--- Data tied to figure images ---

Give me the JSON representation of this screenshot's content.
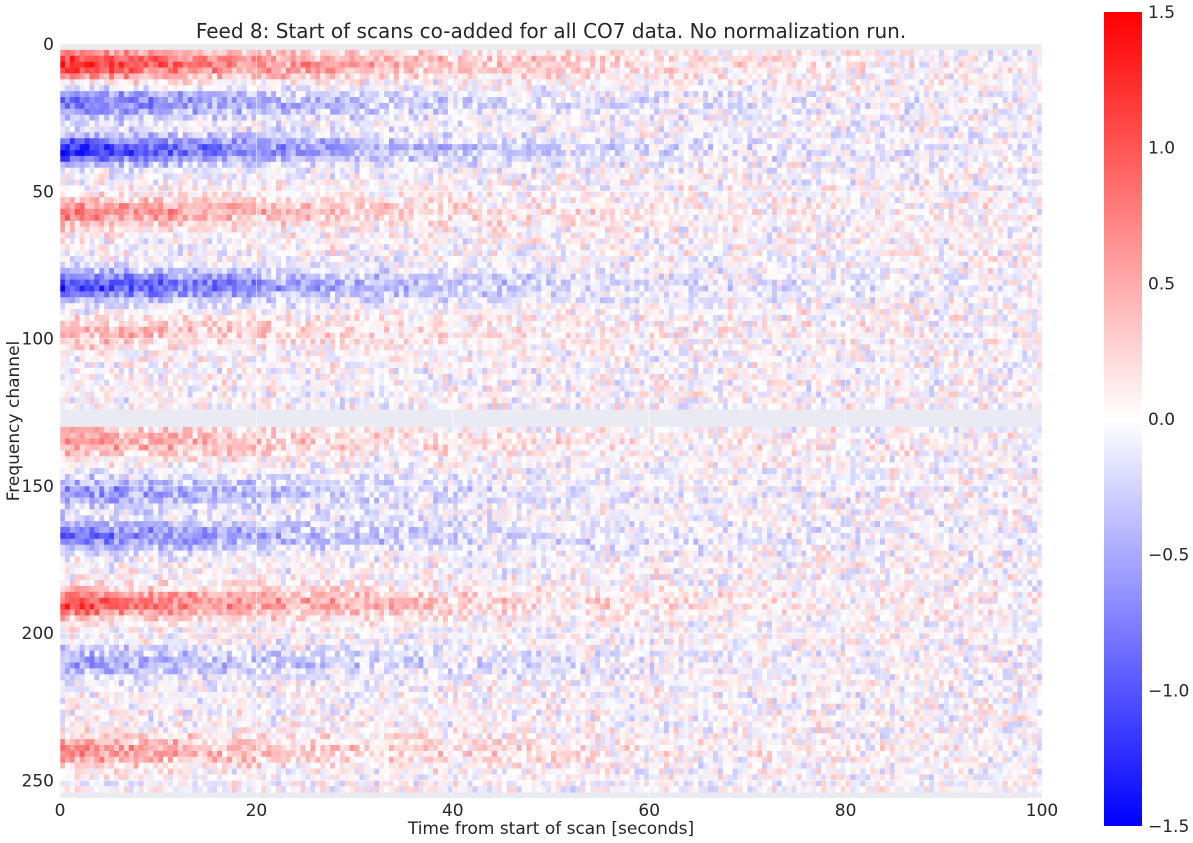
{
  "chart_data": {
    "type": "heatmap",
    "title": "Feed 8: Start of scans co-added for all CO7 data. No normalization run.",
    "xlabel": "Time from start of scan [seconds]",
    "ylabel": "Frequency channel",
    "xlim": [
      0,
      100
    ],
    "ylim": [
      256,
      0
    ],
    "xticks": [
      0,
      20,
      40,
      60,
      80,
      100
    ],
    "xtick_labels": [
      "0",
      "20",
      "40",
      "60",
      "80",
      "100"
    ],
    "yticks": [
      0,
      50,
      100,
      150,
      200,
      250
    ],
    "ytick_labels": [
      "0",
      "50",
      "100",
      "150",
      "200",
      "250"
    ],
    "colormap": "bwr",
    "clim": [
      -1.5,
      1.5
    ],
    "colorbar_ticks": [
      1.5,
      1.0,
      0.5,
      0.0,
      -0.5,
      -1.0,
      -1.5
    ],
    "colorbar_tick_labels": [
      "1.5",
      "1.0",
      "0.5",
      "0.0",
      "−0.5",
      "−1.0",
      "−1.5"
    ],
    "grid": true,
    "masked_channels": [
      [
        0,
        2
      ],
      [
        123,
        130
      ],
      [
        253,
        256
      ]
    ],
    "band_profile": [
      {
        "channel": 7,
        "value": 1.3
      },
      {
        "channel": 20,
        "value": -0.9
      },
      {
        "channel": 36,
        "value": -1.3
      },
      {
        "channel": 57,
        "value": 0.8
      },
      {
        "channel": 82,
        "value": -1.2
      },
      {
        "channel": 98,
        "value": 0.5
      },
      {
        "channel": 135,
        "value": 0.6
      },
      {
        "channel": 152,
        "value": -0.7
      },
      {
        "channel": 167,
        "value": -0.9
      },
      {
        "channel": 190,
        "value": 1.1
      },
      {
        "channel": 210,
        "value": -0.6
      },
      {
        "channel": 240,
        "value": 0.7
      }
    ],
    "band_decay_seconds": 30,
    "background": "#eaeaf2",
    "gridline_color": "#ffffff"
  }
}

--- What is asked ---
Pictures stay out of the copy; please restate every record above exactly.

--- Finished answer ---
Give me the JSON representation of this screenshot's content.
{
  "chart_data": {
    "type": "heatmap",
    "title": "Feed 8: Start of scans co-added for all CO7 data. No normalization run.",
    "xlabel": "Time from start of scan [seconds]",
    "ylabel": "Frequency channel",
    "xlim": [
      0,
      100
    ],
    "ylim": [
      256,
      0
    ],
    "xticks": [
      0,
      20,
      40,
      60,
      80,
      100
    ],
    "xtick_labels": [
      "0",
      "20",
      "40",
      "60",
      "80",
      "100"
    ],
    "yticks": [
      0,
      50,
      100,
      150,
      200,
      250
    ],
    "ytick_labels": [
      "0",
      "50",
      "100",
      "150",
      "200",
      "250"
    ],
    "colormap": "bwr",
    "clim": [
      -1.5,
      1.5
    ],
    "colorbar_ticks": [
      1.5,
      1.0,
      0.5,
      0.0,
      -0.5,
      -1.0,
      -1.5
    ],
    "colorbar_tick_labels": [
      "1.5",
      "1.0",
      "0.5",
      "0.0",
      "−0.5",
      "−1.0",
      "−1.5"
    ],
    "grid": true,
    "masked_channels": [
      [
        0,
        2
      ],
      [
        123,
        130
      ],
      [
        253,
        256
      ]
    ],
    "band_profile": [
      {
        "channel": 7,
        "value": 1.3
      },
      {
        "channel": 20,
        "value": -0.9
      },
      {
        "channel": 36,
        "value": -1.3
      },
      {
        "channel": 57,
        "value": 0.8
      },
      {
        "channel": 82,
        "value": -1.2
      },
      {
        "channel": 98,
        "value": 0.5
      },
      {
        "channel": 135,
        "value": 0.6
      },
      {
        "channel": 152,
        "value": -0.7
      },
      {
        "channel": 167,
        "value": -0.9
      },
      {
        "channel": 190,
        "value": 1.1
      },
      {
        "channel": 210,
        "value": -0.6
      },
      {
        "channel": 240,
        "value": 0.7
      }
    ],
    "band_decay_seconds": 30,
    "background": "#eaeaf2",
    "gridline_color": "#ffffff"
  }
}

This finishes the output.